## SUPPLIED RECORDS:
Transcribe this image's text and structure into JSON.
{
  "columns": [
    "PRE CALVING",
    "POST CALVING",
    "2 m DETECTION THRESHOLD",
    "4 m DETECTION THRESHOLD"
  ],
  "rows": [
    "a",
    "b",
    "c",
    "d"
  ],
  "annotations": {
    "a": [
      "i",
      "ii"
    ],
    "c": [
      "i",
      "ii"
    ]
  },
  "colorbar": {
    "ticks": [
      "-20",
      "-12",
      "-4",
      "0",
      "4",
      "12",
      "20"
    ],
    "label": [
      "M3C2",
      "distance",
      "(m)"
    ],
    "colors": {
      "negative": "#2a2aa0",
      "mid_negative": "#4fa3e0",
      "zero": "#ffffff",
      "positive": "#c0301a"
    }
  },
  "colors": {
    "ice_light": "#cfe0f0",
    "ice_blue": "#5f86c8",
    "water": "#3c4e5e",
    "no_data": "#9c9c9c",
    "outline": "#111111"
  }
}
...
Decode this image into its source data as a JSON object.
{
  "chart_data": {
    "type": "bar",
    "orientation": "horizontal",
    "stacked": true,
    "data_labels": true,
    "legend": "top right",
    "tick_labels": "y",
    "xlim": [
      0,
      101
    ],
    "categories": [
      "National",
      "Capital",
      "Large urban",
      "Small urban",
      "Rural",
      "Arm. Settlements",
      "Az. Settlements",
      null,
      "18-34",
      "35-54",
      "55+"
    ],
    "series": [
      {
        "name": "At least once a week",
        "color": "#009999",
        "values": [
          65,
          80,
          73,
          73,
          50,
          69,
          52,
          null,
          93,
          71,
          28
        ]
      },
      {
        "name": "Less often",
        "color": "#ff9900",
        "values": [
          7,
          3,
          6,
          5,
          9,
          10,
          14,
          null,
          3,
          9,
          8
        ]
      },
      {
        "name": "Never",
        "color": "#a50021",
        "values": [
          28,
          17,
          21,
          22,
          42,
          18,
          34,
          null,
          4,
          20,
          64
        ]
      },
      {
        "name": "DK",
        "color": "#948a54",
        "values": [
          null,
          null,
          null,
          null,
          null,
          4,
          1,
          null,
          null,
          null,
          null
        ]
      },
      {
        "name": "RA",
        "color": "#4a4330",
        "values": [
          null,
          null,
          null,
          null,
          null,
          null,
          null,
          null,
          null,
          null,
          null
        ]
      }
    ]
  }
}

## TASK DESCRIPTION:
Wherever "image" shows up in a line, copy that line.

## PROBLEM SOLUTION:
Transcribe this image's text and structure into JSON.
Decode this image into its source data as a JSON object.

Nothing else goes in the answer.